Stored data
● ● ● ● ● ● ●

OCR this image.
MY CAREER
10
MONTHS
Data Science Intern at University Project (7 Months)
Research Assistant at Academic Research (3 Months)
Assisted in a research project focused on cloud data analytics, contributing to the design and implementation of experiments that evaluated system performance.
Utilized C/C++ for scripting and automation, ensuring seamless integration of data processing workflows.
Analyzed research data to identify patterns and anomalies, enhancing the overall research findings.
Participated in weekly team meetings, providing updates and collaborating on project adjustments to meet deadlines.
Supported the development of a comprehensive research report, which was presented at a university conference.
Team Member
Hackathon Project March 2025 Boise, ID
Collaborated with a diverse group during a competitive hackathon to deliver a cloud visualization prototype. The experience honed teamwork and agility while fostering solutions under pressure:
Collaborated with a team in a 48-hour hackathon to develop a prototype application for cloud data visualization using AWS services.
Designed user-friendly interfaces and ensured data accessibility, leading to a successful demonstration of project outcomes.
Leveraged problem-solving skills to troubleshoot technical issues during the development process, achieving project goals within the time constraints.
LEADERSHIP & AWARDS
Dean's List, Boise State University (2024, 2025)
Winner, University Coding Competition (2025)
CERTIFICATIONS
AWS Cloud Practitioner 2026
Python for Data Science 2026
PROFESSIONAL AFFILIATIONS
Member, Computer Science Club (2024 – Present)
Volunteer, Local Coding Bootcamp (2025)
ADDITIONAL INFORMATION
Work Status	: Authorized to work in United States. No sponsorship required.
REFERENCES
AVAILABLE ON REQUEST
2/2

● ● ● ● ● ● ●

What needs to be done: Retype the whole listing above exactly.

Output below:
OCR this image.
MY CAREER
10
MONTHS
Data Science Intern at University Project (7 Months)
Research Assistant at Academic Research (3 Months)
Assisted in a research project focused on cloud data analytics, contributing to the design and implementation of experiments that evaluated system performance.
Utilized C/C++ for scripting and automation, ensuring seamless integration of data processing workflows.
Analyzed research data to identify patterns and anomalies, enhancing the overall research findings.
Participated in weekly team meetings, providing updates and collaborating on project adjustments to meet deadlines.
Supported the development of a comprehensive research report, which was presented at a university conference.
Team Member
Hackathon Project March 2025 Boise, ID
Collaborated with a diverse group during a competitive hackathon to deliver a cloud visualization prototype. The experience honed teamwork and agility while fostering solutions under pressure:
Collaborated with a team in a 48-hour hackathon to develop a prototype application for cloud data visualization using AWS services.
Designed user-friendly interfaces and ensured data accessibility, leading to a successful demonstration of project outcomes.
Leveraged problem-solving skills to troubleshoot technical issues during the development process, achieving project goals within the time constraints.
LEADERSHIP & AWARDS
Dean's List, Boise State University (2024, 2025)
Winner, University Coding Competition (2025)
CERTIFICATIONS
AWS Cloud Practitioner 2026
Python for Data Science 2026
PROFESSIONAL AFFILIATIONS
Member, Computer Science Club (2024 – Present)
Volunteer, Local Coding Bootcamp (2025)
ADDITIONAL INFORMATION
Work Status	: Authorized to work in United States. No sponsorship required.
REFERENCES
AVAILABLE ON REQUEST
2/2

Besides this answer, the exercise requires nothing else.